■ **Dataset records**:

= = = = =

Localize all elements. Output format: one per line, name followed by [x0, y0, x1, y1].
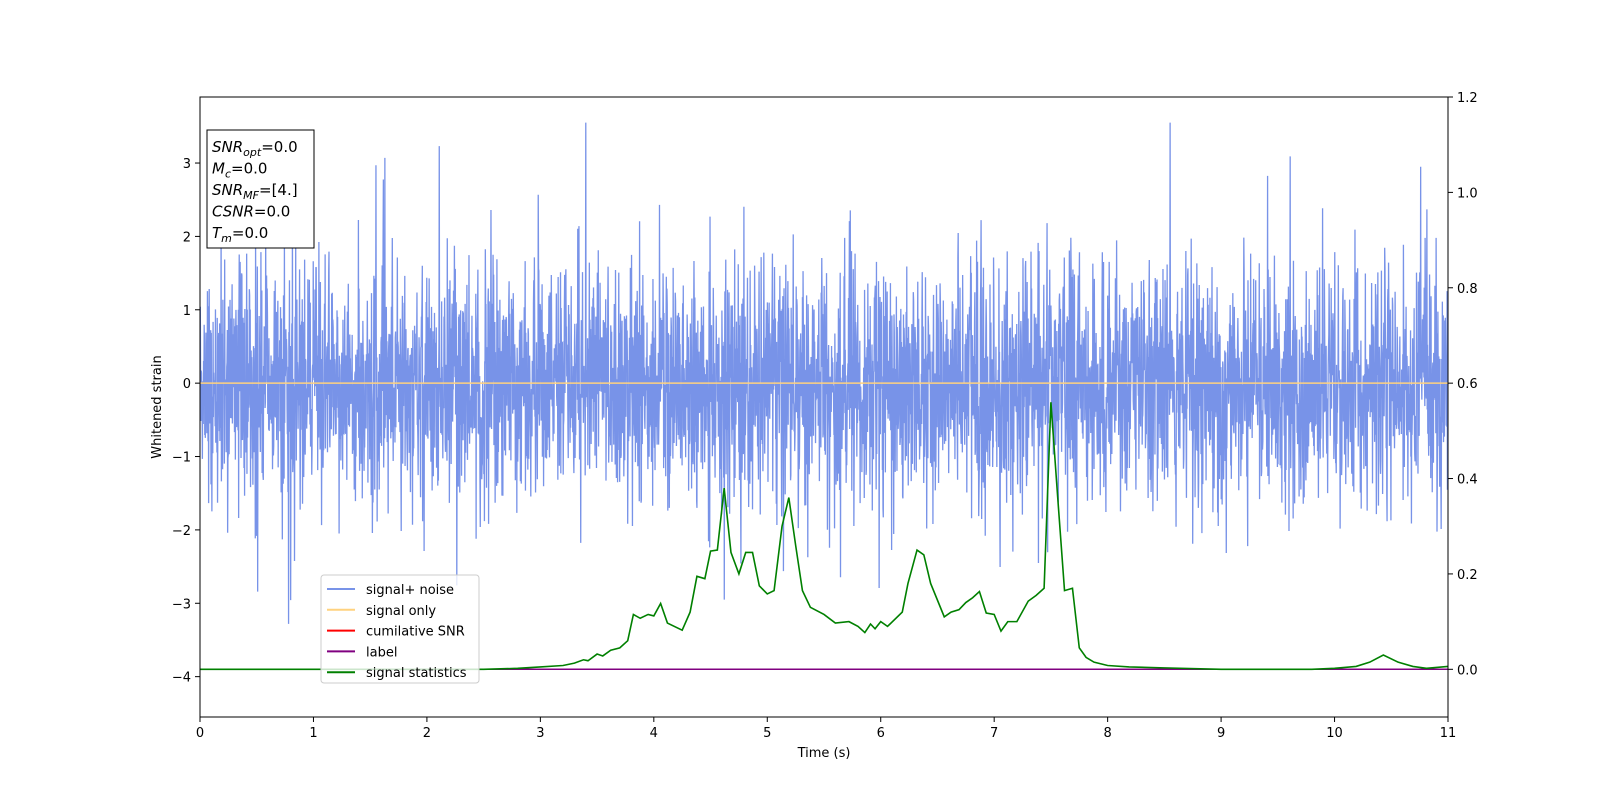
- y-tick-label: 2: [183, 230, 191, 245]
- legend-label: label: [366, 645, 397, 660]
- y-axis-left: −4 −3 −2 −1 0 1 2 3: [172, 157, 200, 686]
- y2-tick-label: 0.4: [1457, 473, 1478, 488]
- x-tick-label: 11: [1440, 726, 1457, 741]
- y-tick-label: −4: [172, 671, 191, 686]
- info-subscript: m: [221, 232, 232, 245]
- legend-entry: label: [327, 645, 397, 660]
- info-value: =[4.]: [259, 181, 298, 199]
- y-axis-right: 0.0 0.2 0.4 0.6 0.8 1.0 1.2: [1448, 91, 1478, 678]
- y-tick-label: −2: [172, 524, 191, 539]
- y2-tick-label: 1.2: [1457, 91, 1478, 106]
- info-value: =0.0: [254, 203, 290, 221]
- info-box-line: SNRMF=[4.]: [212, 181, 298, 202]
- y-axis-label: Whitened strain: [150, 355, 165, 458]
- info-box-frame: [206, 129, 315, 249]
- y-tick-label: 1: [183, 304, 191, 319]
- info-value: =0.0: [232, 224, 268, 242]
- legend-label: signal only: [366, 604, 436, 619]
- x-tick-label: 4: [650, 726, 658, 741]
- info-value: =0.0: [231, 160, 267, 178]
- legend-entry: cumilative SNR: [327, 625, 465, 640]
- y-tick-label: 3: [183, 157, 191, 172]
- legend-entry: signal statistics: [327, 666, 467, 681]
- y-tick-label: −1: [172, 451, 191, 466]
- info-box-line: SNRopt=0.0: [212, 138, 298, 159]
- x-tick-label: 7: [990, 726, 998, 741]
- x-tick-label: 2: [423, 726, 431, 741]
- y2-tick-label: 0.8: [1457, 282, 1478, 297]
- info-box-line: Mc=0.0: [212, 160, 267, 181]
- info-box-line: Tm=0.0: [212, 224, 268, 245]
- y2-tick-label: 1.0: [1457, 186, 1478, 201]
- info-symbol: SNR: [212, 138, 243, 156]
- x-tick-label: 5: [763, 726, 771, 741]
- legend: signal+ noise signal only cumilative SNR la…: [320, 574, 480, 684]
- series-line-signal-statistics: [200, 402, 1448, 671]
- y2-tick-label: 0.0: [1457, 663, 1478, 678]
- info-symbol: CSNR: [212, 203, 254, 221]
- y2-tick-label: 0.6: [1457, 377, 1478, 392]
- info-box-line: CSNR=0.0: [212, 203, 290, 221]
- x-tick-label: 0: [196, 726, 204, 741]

= = = = =

■ **Task details**: Reproduce every line of the entries above as a numbered list, with blank lines dropped and the pictures left out.

■ **Full solution**:
1. Localize all elements. Output format: one per line, name followed by [x0, y0, x1, y1].
2. - y-tick-label: 2: [183, 230, 191, 245]
3. - legend-label: label: [366, 645, 397, 660]
4. - y-axis-left: −4 −3 −2 −1 0 1 2 3: [172, 157, 200, 686]
5. - y2-tick-label: 0.4: [1457, 473, 1478, 488]
6. - x-tick-label: 11: [1440, 726, 1457, 741]
7. - y-tick-label: −4: [172, 671, 191, 686]
8. - info-subscript: m: [221, 232, 232, 245]
9. - legend-entry: label: [327, 645, 397, 660]
10. - info-value: =[4.]: [259, 181, 298, 199]
11. - y-axis-right: 0.0 0.2 0.4 0.6 0.8 1.0 1.2: [1448, 91, 1478, 678]
12. - y-tick-label: −2: [172, 524, 191, 539]
13. - y2-tick-label: 1.2: [1457, 91, 1478, 106]
14. - info-value: =0.0: [254, 203, 290, 221]
15. - info-box-line: SNRMF=[4.]: [212, 181, 298, 202]
16. - y-axis-label: Whitened strain: [150, 355, 165, 458]
17. - info-box-frame: [206, 129, 315, 249]
18. - y-tick-label: 1: [183, 304, 191, 319]
19. - info-value: =0.0: [232, 224, 268, 242]
20. - legend-label: signal only: [366, 604, 436, 619]
21. - x-tick-label: 4: [650, 726, 658, 741]
22. - info-value: =0.0: [231, 160, 267, 178]
23. - legend-entry: cumilative SNR: [327, 625, 465, 640]
24. - y-tick-label: 3: [183, 157, 191, 172]
25. - legend-entry: signal statistics: [327, 666, 467, 681]
26. - y-tick-label: −1: [172, 451, 191, 466]
27. - info-box-line: SNRopt=0.0: [212, 138, 298, 159]
28. - x-tick-label: 7: [990, 726, 998, 741]
29. - x-tick-label: 2: [423, 726, 431, 741]
30. - y2-tick-label: 0.8: [1457, 282, 1478, 297]
31. - info-box-line: Mc=0.0: [212, 160, 267, 181]
32. - info-box-line: Tm=0.0: [212, 224, 268, 245]
33. - y2-tick-label: 1.0: [1457, 186, 1478, 201]
34. - info-symbol: SNR: [212, 138, 243, 156]
35. - x-tick-label: 5: [763, 726, 771, 741]
36. - legend: signal+ noise signal only cumilative SNR la…: [320, 574, 480, 684]
37. - series-line-signal-statistics: [200, 402, 1448, 671]
38. - y2-tick-label: 0.0: [1457, 663, 1478, 678]
39. - info-symbol: CSNR: [212, 203, 254, 221]
40. - y2-tick-label: 0.6: [1457, 377, 1478, 392]
41. - info-box-line: CSNR=0.0: [212, 203, 290, 221]
42. - x-tick-label: 0: [196, 726, 204, 741]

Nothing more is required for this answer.